- _WHAT IS EXPECTED_
Retype the material from its very first line through the line containing "- point-creek[interactable]: [387, 645, 406, 664]", including both of those lines, copying every line character for character.

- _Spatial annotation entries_
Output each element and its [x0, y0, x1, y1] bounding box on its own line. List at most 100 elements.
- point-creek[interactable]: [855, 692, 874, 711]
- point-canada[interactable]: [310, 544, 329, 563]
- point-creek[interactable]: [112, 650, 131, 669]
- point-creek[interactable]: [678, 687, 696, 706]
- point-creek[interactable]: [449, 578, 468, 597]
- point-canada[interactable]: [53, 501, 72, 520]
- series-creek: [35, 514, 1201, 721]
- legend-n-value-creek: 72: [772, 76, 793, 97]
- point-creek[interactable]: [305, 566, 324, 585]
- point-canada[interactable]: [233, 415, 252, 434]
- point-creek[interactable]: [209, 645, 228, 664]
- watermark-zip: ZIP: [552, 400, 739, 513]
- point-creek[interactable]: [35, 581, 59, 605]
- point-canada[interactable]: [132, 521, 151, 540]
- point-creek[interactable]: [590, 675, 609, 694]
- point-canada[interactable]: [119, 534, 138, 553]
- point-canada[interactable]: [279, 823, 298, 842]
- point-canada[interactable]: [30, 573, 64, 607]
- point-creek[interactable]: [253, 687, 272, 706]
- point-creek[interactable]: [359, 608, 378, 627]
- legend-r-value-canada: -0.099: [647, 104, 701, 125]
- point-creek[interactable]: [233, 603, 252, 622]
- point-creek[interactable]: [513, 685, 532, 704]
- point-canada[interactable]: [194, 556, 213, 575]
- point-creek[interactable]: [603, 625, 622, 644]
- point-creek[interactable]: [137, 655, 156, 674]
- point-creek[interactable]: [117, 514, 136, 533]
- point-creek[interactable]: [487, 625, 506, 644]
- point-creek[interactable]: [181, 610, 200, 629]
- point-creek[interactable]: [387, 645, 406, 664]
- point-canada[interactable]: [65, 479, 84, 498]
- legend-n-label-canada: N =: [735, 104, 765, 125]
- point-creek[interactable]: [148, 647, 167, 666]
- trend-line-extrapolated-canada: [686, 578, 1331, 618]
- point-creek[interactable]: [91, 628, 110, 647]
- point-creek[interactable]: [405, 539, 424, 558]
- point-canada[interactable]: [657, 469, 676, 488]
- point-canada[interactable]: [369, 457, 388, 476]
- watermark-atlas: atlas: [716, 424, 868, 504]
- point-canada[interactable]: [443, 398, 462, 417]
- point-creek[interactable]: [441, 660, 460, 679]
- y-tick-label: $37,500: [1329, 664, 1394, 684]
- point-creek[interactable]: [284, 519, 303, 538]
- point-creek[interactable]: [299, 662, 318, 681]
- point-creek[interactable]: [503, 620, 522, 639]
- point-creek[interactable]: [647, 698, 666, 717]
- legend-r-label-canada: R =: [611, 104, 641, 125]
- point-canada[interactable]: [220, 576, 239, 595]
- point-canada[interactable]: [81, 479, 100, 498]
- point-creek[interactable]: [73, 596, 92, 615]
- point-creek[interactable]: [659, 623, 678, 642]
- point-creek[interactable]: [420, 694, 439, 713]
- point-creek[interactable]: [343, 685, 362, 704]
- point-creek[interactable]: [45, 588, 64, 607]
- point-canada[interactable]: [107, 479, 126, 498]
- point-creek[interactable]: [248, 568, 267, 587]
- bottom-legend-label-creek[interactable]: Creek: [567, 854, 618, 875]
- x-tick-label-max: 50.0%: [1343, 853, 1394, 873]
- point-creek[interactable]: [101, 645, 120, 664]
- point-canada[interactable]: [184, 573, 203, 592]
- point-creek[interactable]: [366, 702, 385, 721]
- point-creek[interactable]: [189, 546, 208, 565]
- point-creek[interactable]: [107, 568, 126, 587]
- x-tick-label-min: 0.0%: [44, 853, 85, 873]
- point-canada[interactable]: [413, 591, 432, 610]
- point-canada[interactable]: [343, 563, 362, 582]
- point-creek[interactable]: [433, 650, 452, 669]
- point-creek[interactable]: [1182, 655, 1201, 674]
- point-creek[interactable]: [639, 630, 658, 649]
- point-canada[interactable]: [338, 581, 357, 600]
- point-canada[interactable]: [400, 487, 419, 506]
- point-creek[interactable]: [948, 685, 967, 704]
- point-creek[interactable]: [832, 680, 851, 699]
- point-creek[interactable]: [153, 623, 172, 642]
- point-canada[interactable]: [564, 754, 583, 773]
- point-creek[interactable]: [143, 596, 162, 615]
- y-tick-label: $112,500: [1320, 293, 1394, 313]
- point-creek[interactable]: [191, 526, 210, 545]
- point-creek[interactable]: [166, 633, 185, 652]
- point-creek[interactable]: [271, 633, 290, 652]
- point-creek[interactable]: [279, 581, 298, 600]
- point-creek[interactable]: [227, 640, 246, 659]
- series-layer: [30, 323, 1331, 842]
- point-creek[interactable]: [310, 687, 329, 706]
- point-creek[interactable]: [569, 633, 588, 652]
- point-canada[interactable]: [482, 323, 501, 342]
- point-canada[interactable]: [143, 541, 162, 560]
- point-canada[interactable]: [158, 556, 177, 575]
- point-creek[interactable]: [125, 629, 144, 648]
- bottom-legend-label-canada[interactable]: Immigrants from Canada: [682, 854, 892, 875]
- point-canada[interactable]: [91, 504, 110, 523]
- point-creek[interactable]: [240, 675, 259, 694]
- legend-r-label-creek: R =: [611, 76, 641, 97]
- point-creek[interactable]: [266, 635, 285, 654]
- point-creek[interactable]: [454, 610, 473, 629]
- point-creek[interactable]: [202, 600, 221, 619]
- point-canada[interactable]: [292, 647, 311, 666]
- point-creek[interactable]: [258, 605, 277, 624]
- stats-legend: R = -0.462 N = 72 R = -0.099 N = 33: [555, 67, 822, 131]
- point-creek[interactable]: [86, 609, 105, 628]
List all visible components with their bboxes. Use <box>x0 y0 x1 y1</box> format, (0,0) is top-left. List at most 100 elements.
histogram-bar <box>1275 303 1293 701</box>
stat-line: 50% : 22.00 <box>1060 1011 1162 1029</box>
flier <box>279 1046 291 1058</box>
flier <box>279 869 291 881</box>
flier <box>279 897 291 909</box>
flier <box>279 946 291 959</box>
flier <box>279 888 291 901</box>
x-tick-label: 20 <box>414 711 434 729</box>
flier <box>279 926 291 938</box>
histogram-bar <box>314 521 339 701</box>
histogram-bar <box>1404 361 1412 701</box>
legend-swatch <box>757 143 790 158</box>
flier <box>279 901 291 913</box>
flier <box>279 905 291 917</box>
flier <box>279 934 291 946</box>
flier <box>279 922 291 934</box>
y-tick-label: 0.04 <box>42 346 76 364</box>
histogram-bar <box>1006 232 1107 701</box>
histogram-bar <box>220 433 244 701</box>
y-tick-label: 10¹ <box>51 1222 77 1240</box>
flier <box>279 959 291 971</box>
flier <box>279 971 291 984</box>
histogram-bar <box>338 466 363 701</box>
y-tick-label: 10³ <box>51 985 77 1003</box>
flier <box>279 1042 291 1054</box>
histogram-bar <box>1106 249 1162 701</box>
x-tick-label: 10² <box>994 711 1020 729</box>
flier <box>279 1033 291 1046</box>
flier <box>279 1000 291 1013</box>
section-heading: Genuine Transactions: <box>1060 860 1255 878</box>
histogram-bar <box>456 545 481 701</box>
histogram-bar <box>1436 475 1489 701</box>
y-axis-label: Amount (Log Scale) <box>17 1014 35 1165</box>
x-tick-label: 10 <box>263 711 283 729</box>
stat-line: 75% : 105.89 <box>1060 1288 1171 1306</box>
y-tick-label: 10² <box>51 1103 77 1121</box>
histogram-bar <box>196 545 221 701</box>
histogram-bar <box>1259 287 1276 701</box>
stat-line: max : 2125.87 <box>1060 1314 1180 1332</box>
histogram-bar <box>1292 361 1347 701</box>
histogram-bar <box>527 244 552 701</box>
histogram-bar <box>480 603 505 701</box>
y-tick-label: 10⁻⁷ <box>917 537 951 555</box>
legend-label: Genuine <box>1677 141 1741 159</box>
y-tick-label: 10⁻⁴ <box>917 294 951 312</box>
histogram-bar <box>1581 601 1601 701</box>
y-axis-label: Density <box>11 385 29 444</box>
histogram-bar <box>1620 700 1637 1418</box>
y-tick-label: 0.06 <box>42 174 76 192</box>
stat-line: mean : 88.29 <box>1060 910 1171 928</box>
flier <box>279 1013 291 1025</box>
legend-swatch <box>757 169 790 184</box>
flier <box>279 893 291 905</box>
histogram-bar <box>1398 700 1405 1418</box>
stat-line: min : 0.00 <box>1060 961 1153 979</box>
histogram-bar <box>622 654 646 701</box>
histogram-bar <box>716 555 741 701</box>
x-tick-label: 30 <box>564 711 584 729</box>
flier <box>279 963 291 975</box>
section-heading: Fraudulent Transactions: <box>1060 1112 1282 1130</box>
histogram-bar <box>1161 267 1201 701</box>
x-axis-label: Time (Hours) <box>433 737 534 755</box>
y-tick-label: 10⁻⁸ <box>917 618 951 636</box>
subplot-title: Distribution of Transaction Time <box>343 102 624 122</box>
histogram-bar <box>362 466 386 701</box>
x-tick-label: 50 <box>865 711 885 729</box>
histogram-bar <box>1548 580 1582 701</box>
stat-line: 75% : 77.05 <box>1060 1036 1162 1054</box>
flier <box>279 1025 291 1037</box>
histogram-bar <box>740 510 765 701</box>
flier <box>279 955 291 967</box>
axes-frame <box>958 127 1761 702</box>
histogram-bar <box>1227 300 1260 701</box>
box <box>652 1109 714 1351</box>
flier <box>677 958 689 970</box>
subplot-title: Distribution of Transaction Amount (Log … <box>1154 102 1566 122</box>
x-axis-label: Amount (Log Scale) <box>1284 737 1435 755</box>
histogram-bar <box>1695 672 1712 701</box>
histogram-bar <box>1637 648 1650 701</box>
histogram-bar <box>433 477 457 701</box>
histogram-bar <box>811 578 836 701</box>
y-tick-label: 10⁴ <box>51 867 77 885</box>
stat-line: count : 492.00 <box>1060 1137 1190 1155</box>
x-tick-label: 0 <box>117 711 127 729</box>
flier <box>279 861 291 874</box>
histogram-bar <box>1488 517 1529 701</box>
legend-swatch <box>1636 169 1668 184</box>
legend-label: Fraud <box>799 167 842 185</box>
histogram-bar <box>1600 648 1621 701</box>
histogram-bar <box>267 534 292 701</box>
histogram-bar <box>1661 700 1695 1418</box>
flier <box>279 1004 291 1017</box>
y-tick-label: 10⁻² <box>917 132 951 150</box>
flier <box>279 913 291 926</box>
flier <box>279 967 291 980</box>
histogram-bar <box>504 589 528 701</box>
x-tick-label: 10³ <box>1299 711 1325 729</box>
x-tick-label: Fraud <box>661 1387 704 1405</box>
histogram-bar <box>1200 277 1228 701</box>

- _THE ANSWER_
Output each element and its [x0, y0, x1, y1] bounding box on its own line. List at most 100 elements.
- point-creek[interactable]: [855, 692, 874, 711]
- point-canada[interactable]: [310, 544, 329, 563]
- point-creek[interactable]: [112, 650, 131, 669]
- point-creek[interactable]: [678, 687, 696, 706]
- point-creek[interactable]: [449, 578, 468, 597]
- point-canada[interactable]: [53, 501, 72, 520]
- series-creek: [35, 514, 1201, 721]
- legend-n-value-creek: 72: [772, 76, 793, 97]
- point-creek[interactable]: [305, 566, 324, 585]
- point-canada[interactable]: [233, 415, 252, 434]
- point-creek[interactable]: [209, 645, 228, 664]
- watermark-zip: ZIP: [552, 400, 739, 513]
- point-creek[interactable]: [35, 581, 59, 605]
- point-canada[interactable]: [132, 521, 151, 540]
- point-creek[interactable]: [590, 675, 609, 694]
- point-canada[interactable]: [119, 534, 138, 553]
- point-canada[interactable]: [279, 823, 298, 842]
- point-canada[interactable]: [30, 573, 64, 607]
- point-creek[interactable]: [253, 687, 272, 706]
- point-creek[interactable]: [359, 608, 378, 627]
- legend-r-value-canada: -0.099: [647, 104, 701, 125]
- point-creek[interactable]: [233, 603, 252, 622]
- point-creek[interactable]: [513, 685, 532, 704]
- point-canada[interactable]: [194, 556, 213, 575]
- point-creek[interactable]: [603, 625, 622, 644]
- point-creek[interactable]: [137, 655, 156, 674]
- point-creek[interactable]: [117, 514, 136, 533]
- point-creek[interactable]: [487, 625, 506, 644]
- point-creek[interactable]: [181, 610, 200, 629]
- point-creek[interactable]: [387, 645, 406, 664]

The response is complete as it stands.